--- EXERCISE AIM ---
Each line below should be retyped exactly, with no pictures.

-.-.-

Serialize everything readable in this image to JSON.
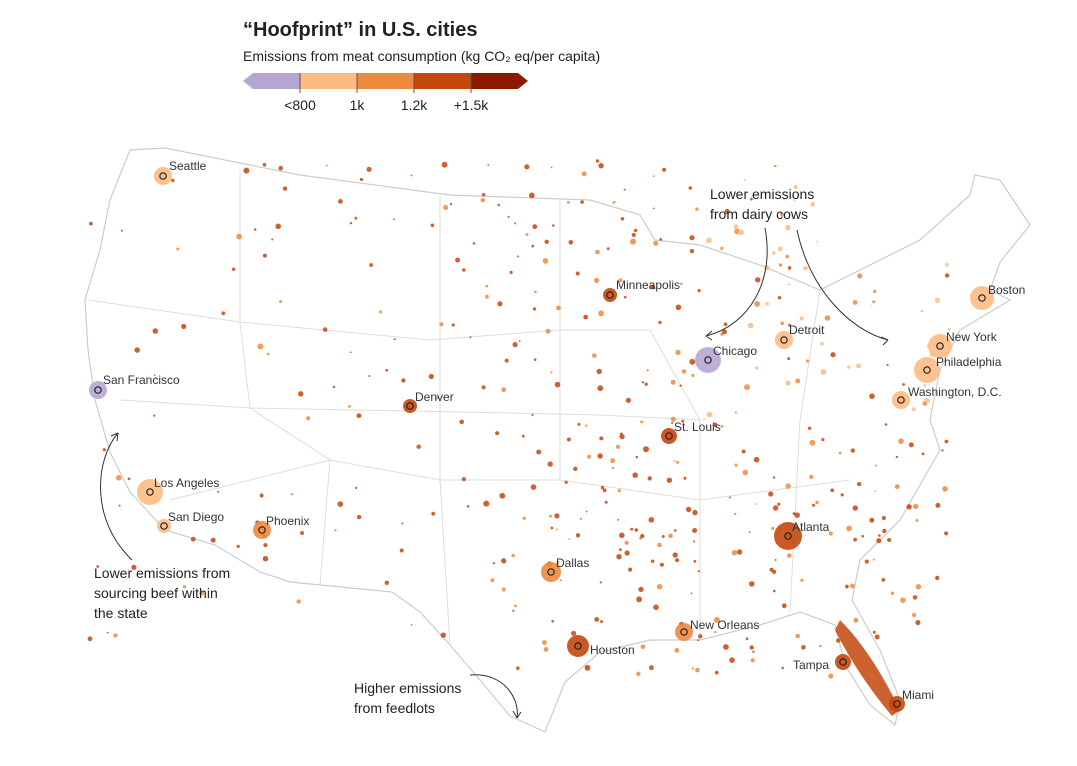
{
  "header": {
    "title": "“Hoofprint” in U.S. cities",
    "subtitle": "Emissions from meat consumption (kg CO₂ eq/per capita)"
  },
  "legend": {
    "colors": [
      "#b6a6d3",
      "#fdbb84",
      "#ee8a3e",
      "#c4470d",
      "#8c1a02"
    ],
    "labels": [
      "<800",
      "1k",
      "1.2k",
      "+1.5k"
    ]
  },
  "cities": [
    "Seattle",
    "Minneapolis",
    "Boston",
    "Detroit",
    "New York",
    "Chicago",
    "Philadelphia",
    "San Francisco",
    "Denver",
    "Washington, D.C.",
    "St. Louis",
    "Los Angeles",
    "Atlanta",
    "San Diego",
    "Phoenix",
    "Dallas",
    "New Orleans",
    "Houston",
    "Tampa",
    "Miami"
  ],
  "annotations": [
    {
      "lines": [
        "Lower emissions",
        "from dairy cows"
      ]
    },
    {
      "lines": [
        "Lower emissions from",
        "sourcing beef within",
        "the state"
      ]
    },
    {
      "lines": [
        "Higher emissions",
        "from feedlots"
      ]
    }
  ]
}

-.-.-

--- TASK RESPONSE ---
Serialize everything readable in this image to JSON.
{
  "header": {
    "title": "“Hoofprint” in U.S. cities",
    "subtitle": "Emissions from meat consumption (kg CO₂ eq/per capita)"
  },
  "legend": {
    "colors": [
      "#b6a6d3",
      "#fdbb84",
      "#ee8a3e",
      "#c4470d",
      "#8c1a02"
    ],
    "labels": [
      "<800",
      "1k",
      "1.2k",
      "+1.5k"
    ]
  },
  "cities": [
    "Seattle",
    "Minneapolis",
    "Boston",
    "Detroit",
    "New York",
    "Chicago",
    "Philadelphia",
    "San Francisco",
    "Denver",
    "Washington, D.C.",
    "St. Louis",
    "Los Angeles",
    "Atlanta",
    "San Diego",
    "Phoenix",
    "Dallas",
    "New Orleans",
    "Houston",
    "Tampa",
    "Miami"
  ],
  "annotations": [
    {
      "lines": [
        "Lower emissions",
        "from dairy cows"
      ]
    },
    {
      "lines": [
        "Lower emissions from",
        "sourcing beef within",
        "the state"
      ]
    },
    {
      "lines": [
        "Higher emissions",
        "from feedlots"
      ]
    }
  ]
}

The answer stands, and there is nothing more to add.